Prompt
Update all of the data below by changing every "candle-body" to "candlestick-body", with everything else left as it is.

Data records
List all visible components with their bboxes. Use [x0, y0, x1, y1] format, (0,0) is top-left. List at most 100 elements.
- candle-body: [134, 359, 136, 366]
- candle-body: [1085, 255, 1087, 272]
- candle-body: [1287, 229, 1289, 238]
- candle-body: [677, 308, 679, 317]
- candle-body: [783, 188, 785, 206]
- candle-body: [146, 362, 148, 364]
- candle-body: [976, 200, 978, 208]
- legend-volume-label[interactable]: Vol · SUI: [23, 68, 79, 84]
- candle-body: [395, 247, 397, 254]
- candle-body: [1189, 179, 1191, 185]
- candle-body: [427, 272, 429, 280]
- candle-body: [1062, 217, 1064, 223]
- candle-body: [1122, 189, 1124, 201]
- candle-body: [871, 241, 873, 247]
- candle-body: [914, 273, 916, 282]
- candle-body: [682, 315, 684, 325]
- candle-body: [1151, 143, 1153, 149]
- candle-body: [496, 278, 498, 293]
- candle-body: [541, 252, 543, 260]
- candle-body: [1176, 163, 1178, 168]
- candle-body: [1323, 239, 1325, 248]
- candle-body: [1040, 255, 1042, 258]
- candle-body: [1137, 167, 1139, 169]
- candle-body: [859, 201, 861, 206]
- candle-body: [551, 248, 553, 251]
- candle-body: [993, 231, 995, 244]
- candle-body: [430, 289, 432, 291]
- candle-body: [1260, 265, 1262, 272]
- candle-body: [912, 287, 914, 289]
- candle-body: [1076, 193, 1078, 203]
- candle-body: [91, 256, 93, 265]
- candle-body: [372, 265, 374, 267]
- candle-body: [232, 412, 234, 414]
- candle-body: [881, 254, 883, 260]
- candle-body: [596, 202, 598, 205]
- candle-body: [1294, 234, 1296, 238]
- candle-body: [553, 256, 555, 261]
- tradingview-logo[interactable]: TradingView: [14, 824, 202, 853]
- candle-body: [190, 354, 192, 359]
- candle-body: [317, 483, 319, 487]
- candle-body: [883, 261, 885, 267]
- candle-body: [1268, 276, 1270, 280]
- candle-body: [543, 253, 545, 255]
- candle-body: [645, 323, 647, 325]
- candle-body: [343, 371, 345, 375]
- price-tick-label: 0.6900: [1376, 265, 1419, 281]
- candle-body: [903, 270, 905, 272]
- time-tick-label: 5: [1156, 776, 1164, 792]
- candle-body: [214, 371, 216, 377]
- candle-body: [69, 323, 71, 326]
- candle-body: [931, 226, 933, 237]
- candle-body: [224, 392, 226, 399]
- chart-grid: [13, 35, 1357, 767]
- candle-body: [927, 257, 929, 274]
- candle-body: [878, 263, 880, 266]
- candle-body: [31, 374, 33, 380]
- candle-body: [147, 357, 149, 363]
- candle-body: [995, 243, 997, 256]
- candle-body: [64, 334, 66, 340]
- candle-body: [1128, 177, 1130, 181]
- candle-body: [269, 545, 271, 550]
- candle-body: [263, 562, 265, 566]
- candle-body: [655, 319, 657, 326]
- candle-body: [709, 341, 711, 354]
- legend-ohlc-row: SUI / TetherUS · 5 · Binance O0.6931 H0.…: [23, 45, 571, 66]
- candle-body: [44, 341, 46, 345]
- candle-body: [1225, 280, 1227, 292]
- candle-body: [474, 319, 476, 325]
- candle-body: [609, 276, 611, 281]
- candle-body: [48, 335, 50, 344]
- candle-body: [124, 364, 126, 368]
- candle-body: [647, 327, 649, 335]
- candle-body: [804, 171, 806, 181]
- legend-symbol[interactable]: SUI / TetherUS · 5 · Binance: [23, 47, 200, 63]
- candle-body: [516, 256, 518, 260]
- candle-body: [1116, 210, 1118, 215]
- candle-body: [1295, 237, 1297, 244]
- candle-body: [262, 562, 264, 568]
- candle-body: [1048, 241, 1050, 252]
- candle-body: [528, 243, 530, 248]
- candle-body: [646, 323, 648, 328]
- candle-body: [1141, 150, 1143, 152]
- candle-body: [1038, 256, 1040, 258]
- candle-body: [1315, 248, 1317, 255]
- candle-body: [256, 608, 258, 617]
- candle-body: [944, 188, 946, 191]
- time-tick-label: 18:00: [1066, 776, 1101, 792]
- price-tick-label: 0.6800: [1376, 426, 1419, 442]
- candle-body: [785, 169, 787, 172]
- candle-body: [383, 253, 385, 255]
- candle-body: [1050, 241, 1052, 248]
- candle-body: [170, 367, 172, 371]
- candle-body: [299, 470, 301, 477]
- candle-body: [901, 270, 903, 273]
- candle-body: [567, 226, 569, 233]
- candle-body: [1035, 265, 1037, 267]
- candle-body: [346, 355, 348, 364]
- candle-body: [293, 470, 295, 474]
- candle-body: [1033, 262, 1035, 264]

Response
List all visible components with their bboxes. Use [x0, y0, x1, y1] format, (0,0) is top-left. List at most 100 elements.
- candlestick-body: [134, 359, 136, 366]
- candlestick-body: [1085, 255, 1087, 272]
- candlestick-body: [1287, 229, 1289, 238]
- candlestick-body: [677, 308, 679, 317]
- candlestick-body: [783, 188, 785, 206]
- candlestick-body: [146, 362, 148, 364]
- candlestick-body: [976, 200, 978, 208]
- legend-volume-label[interactable]: Vol · SUI: [23, 68, 79, 84]
- candlestick-body: [395, 247, 397, 254]
- candlestick-body: [1189, 179, 1191, 185]
- candlestick-body: [427, 272, 429, 280]
- candlestick-body: [1062, 217, 1064, 223]
- candlestick-body: [1122, 189, 1124, 201]
- candlestick-body: [871, 241, 873, 247]
- candlestick-body: [914, 273, 916, 282]
- candlestick-body: [682, 315, 684, 325]
- candlestick-body: [1151, 143, 1153, 149]
- candlestick-body: [496, 278, 498, 293]
- candlestick-body: [541, 252, 543, 260]
- candlestick-body: [1176, 163, 1178, 168]
- candlestick-body: [1323, 239, 1325, 248]
- candlestick-body: [1040, 255, 1042, 258]
- candlestick-body: [1137, 167, 1139, 169]
- candlestick-body: [859, 201, 861, 206]
- candlestick-body: [551, 248, 553, 251]
- candlestick-body: [993, 231, 995, 244]
- candlestick-body: [430, 289, 432, 291]
- candlestick-body: [1260, 265, 1262, 272]
- candlestick-body: [912, 287, 914, 289]
- candlestick-body: [1076, 193, 1078, 203]
- candlestick-body: [91, 256, 93, 265]
- candlestick-body: [372, 265, 374, 267]
- candlestick-body: [232, 412, 234, 414]
- candlestick-body: [881, 254, 883, 260]
- candlestick-body: [596, 202, 598, 205]
- candlestick-body: [1294, 234, 1296, 238]
- candlestick-body: [553, 256, 555, 261]
- tradingview-logo[interactable]: TradingView: [14, 824, 202, 853]
- candlestick-body: [190, 354, 192, 359]
- candlestick-body: [317, 483, 319, 487]
- candlestick-body: [883, 261, 885, 267]
- candlestick-body: [1268, 276, 1270, 280]
- candlestick-body: [543, 253, 545, 255]
- candlestick-body: [645, 323, 647, 325]
- candlestick-body: [343, 371, 345, 375]
- price-tick-label: 0.6900: [1376, 265, 1419, 281]
- candlestick-body: [903, 270, 905, 272]
- time-tick-label: 5: [1156, 776, 1164, 792]
- candlestick-body: [214, 371, 216, 377]
- candlestick-body: [69, 323, 71, 326]
- candlestick-body: [931, 226, 933, 237]
- candlestick-body: [224, 392, 226, 399]
- chart-grid: [13, 35, 1357, 767]
- candlestick-body: [927, 257, 929, 274]
- candlestick-body: [878, 263, 880, 266]
- candlestick-body: [31, 374, 33, 380]
- candlestick-body: [147, 357, 149, 363]
- candlestick-body: [995, 243, 997, 256]
- candlestick-body: [64, 334, 66, 340]
- candlestick-body: [1128, 177, 1130, 181]
- candlestick-body: [269, 545, 271, 550]
- candlestick-body: [263, 562, 265, 566]
- candlestick-body: [655, 319, 657, 326]
- candlestick-body: [709, 341, 711, 354]
- legend-ohlc-row: SUI / TetherUS · 5 · Binance O0.6931 H0.…: [23, 45, 571, 66]
- candlestick-body: [44, 341, 46, 345]
- candlestick-body: [1225, 280, 1227, 292]
- candlestick-body: [474, 319, 476, 325]
- candlestick-body: [609, 276, 611, 281]
- candlestick-body: [48, 335, 50, 344]
- candlestick-body: [124, 364, 126, 368]
- candlestick-body: [647, 327, 649, 335]
- candlestick-body: [804, 171, 806, 181]
- legend-symbol[interactable]: SUI / TetherUS · 5 · Binance: [23, 47, 200, 63]
- candlestick-body: [516, 256, 518, 260]
- candlestick-body: [1116, 210, 1118, 215]
- candlestick-body: [1295, 237, 1297, 244]
- candlestick-body: [262, 562, 264, 568]
- candlestick-body: [1048, 241, 1050, 252]
- candlestick-body: [528, 243, 530, 248]
- candlestick-body: [646, 323, 648, 328]
- candlestick-body: [1141, 150, 1143, 152]
- candlestick-body: [1038, 256, 1040, 258]
- candlestick-body: [1315, 248, 1317, 255]
- candlestick-body: [256, 608, 258, 617]
- candlestick-body: [944, 188, 946, 191]
- time-tick-label: 18:00: [1066, 776, 1101, 792]
- price-tick-label: 0.6800: [1376, 426, 1419, 442]
- candlestick-body: [785, 169, 787, 172]
- candlestick-body: [383, 253, 385, 255]
- candlestick-body: [1050, 241, 1052, 248]
- candlestick-body: [170, 367, 172, 371]
- candlestick-body: [299, 470, 301, 477]
- candlestick-body: [901, 270, 903, 273]
- candlestick-body: [567, 226, 569, 233]
- candlestick-body: [1035, 265, 1037, 267]
- candlestick-body: [346, 355, 348, 364]
- candlestick-body: [293, 470, 295, 474]
- candlestick-body: [1033, 262, 1035, 264]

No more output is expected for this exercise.